======== DATA FOR PROCESSING

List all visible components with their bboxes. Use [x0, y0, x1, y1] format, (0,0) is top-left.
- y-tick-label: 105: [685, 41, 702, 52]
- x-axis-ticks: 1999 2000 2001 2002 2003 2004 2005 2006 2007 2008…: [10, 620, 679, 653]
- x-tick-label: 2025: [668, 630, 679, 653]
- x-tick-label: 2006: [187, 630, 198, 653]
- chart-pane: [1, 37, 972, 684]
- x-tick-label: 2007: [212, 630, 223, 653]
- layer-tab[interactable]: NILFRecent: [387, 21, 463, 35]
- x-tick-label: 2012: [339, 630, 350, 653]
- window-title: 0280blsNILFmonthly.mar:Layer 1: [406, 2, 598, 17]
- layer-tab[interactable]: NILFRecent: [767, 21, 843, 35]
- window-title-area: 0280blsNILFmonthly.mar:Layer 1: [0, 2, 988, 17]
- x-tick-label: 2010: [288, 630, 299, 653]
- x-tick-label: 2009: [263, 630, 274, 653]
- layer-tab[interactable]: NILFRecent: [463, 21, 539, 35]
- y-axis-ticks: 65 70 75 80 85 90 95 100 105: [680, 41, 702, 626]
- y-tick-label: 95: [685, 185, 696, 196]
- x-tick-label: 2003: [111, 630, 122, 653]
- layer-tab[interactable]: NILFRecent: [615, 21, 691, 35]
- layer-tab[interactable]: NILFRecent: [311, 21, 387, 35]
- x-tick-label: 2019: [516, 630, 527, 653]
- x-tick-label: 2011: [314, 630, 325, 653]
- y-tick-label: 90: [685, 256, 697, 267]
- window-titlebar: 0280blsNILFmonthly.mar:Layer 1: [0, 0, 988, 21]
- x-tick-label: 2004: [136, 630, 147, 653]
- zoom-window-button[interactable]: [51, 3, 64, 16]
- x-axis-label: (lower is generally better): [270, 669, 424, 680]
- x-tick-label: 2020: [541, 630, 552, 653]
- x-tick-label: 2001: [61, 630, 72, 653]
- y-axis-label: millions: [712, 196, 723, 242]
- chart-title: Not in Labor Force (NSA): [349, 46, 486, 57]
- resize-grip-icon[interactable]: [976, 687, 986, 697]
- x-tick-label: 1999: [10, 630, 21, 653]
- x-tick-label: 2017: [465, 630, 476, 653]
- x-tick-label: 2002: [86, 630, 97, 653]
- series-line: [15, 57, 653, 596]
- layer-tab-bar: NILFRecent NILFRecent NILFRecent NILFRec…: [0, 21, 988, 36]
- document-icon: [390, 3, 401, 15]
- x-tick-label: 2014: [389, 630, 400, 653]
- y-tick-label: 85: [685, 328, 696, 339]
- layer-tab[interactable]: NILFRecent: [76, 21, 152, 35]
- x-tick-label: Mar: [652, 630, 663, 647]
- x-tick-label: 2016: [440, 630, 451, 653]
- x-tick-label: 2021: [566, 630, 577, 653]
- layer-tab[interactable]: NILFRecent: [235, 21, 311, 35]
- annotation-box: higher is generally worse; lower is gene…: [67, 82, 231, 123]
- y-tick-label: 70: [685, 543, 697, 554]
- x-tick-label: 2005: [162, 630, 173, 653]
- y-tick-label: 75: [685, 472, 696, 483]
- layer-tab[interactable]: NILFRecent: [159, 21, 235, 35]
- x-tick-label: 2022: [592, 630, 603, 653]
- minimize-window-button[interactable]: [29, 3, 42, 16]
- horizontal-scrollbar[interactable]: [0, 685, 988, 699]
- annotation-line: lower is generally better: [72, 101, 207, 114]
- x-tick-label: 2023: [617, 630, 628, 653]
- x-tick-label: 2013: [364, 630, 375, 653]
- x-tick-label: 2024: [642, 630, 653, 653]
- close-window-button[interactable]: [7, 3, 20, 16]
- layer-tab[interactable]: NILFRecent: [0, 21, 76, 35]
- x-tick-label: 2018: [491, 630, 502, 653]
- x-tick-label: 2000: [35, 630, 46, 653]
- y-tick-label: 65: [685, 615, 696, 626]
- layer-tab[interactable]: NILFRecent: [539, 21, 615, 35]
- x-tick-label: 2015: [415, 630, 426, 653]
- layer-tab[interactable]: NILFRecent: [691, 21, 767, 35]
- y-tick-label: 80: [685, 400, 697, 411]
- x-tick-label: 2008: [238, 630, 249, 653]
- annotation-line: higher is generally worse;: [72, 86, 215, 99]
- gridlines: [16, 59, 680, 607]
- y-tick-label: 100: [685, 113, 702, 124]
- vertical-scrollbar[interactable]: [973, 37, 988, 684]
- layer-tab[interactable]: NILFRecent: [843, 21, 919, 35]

================

Turn every line of the records above into a JSON array of strings, one string per line, leaving out any blank lines.

## RESPONSE:
[
  "List all visible components with their bboxes. Use [x0, y0, x1, y1] format, (0,0) is top-left.",
  "- y-tick-label: 105: [685, 41, 702, 52]",
  "- x-axis-ticks: 1999 2000 2001 2002 2003 2004 2005 2006 2007 2008…: [10, 620, 679, 653]",
  "- x-tick-label: 2025: [668, 630, 679, 653]",
  "- x-tick-label: 2006: [187, 630, 198, 653]",
  "- chart-pane: [1, 37, 972, 684]",
  "- x-tick-label: 2007: [212, 630, 223, 653]",
  "- layer-tab[interactable]: NILFRecent: [387, 21, 463, 35]",
  "- x-tick-label: 2012: [339, 630, 350, 653]",
  "- window-title: 0280blsNILFmonthly.mar:Layer 1: [406, 2, 598, 17]",
  "- layer-tab[interactable]: NILFRecent: [767, 21, 843, 35]",
  "- window-title-area: 0280blsNILFmonthly.mar:Layer 1: [0, 2, 988, 17]",
  "- x-tick-label: 2010: [288, 630, 299, 653]",
  "- x-tick-label: 2009: [263, 630, 274, 653]",
  "- layer-tab[interactable]: NILFRecent: [463, 21, 539, 35]",
  "- y-axis-ticks: 65 70 75 80 85 90 95 100 105: [680, 41, 702, 626]",
  "- y-tick-label: 95: [685, 185, 696, 196]",
  "- x-tick-label: 2003: [111, 630, 122, 653]",
  "- layer-tab[interactable]: NILFRecent: [615, 21, 691, 35]",
  "- layer-tab[interactable]: NILFRecent: [311, 21, 387, 35]",
  "- x-tick-label: 2019: [516, 630, 527, 653]",
  "- x-tick-label: 2011: [314, 630, 325, 653]",
  "- y-tick-label: 90: [685, 256, 697, 267]",
  "- window-titlebar: 0280blsNILFmonthly.mar:Layer 1: [0, 0, 988, 21]",
  "- x-tick-label: 2004: [136, 630, 147, 653]",
  "- zoom-window-button[interactable]: [51, 3, 64, 16]",
  "- x-axis-label: (lower is generally better): [270, 669, 424, 680]",
  "- x-tick-label: 2020: [541, 630, 552, 653]",
  "- x-tick-label: 2001: [61, 630, 72, 653]",
  "- y-axis-label: millions: [712, 196, 723, 242]",
  "- chart-title: Not in Labor Force (NSA): [349, 46, 486, 57]",
  "- resize-grip-icon[interactable]: [976, 687, 986, 697]",
  "- x-tick-label: 1999: [10, 630, 21, 653]",
  "- x-tick-label: 2017: [465, 630, 476, 653]",
  "- x-tick-label: 2002: [86, 630, 97, 653]",
  "- series-line: [15, 57, 653, 596]",
  "- layer-tab-bar: NILFRecent NILFRecent NILFRecent NILFRec…: [0, 21, 988, 36]",
  "- document-icon: [390, 3, 401, 15]",
  "- x-tick-label: 2014: [389, 630, 400, 653]",
  "- y-tick-label: 85: [685, 328, 696, 339]",
  "- layer-tab[interactable]: NILFRecent: [76, 21, 152, 35]",
  "- x-tick-label: Mar: [652, 630, 663, 647]",
  "- x-tick-label: 2016: [440, 630, 451, 653]",
  "- x-tick-label: 2021: [566, 630, 577, 653]",
  "- layer-tab[interactable]: NILFRecent: [235, 21, 311, 35]",
  "- annotation-box: higher is generally worse; lower is gene…: [67, 82, 231, 123]",
  "- y-tick-label: 70: [685, 543, 697, 554]",
  "- x-tick-label: 2005: [162, 630, 173, 653]",
  "- y-tick-label: 75: [685, 472, 696, 483]",
  "- layer-tab[interactable]: NILFRecent: [159, 21, 235, 35]",
  "- x-tick-label: 2022: [592, 630, 603, 653]",
  "- minimize-window-button[interactable]: [29, 3, 42, 16]",
  "- horizontal-scrollbar[interactable]: [0, 685, 988, 699]",
  "- annotation-line: lower is generally better: [72, 101, 207, 114]",
  "- x-tick-label: 2023: [617, 630, 628, 653]",
  "- x-tick-label: 2013: [364, 630, 375, 653]",
  "- x-tick-label: 2024: [642, 630, 653, 653]",
  "- close-window-button[interactable]: [7, 3, 20, 16]",
  "- layer-tab[interactable]: NILFRecent: [0, 21, 76, 35]",
  "- x-tick-label: 2018: [491, 630, 502, 653]",
  "- x-tick-label: 2000: [35, 630, 46, 653]",
  "- y-tick-label: 65: [685, 615, 696, 626]",
  "- layer-tab[interactable]: NILFRecent: [539, 21, 615, 35]",
  "- x-tick-label: 2015: [415, 630, 426, 653]",
  "- layer-tab[interactable]: NILFRecent: [691, 21, 767, 35]",
  "- y-tick-label: 80: [685, 400, 697, 411]",
  "- x-tick-label: 2008: [238, 630, 249, 653]",
  "- annotation-line: higher is generally worse;: [72, 86, 215, 99]",
  "- gridlines: [16, 59, 680, 607]",
  "- y-tick-label: 100: [685, 113, 702, 124]",
  "- vertical-scrollbar[interactable]: [973, 37, 988, 684]",
  "- layer-tab[interactable]: NILFRecent: [843, 21, 919, 35]"
]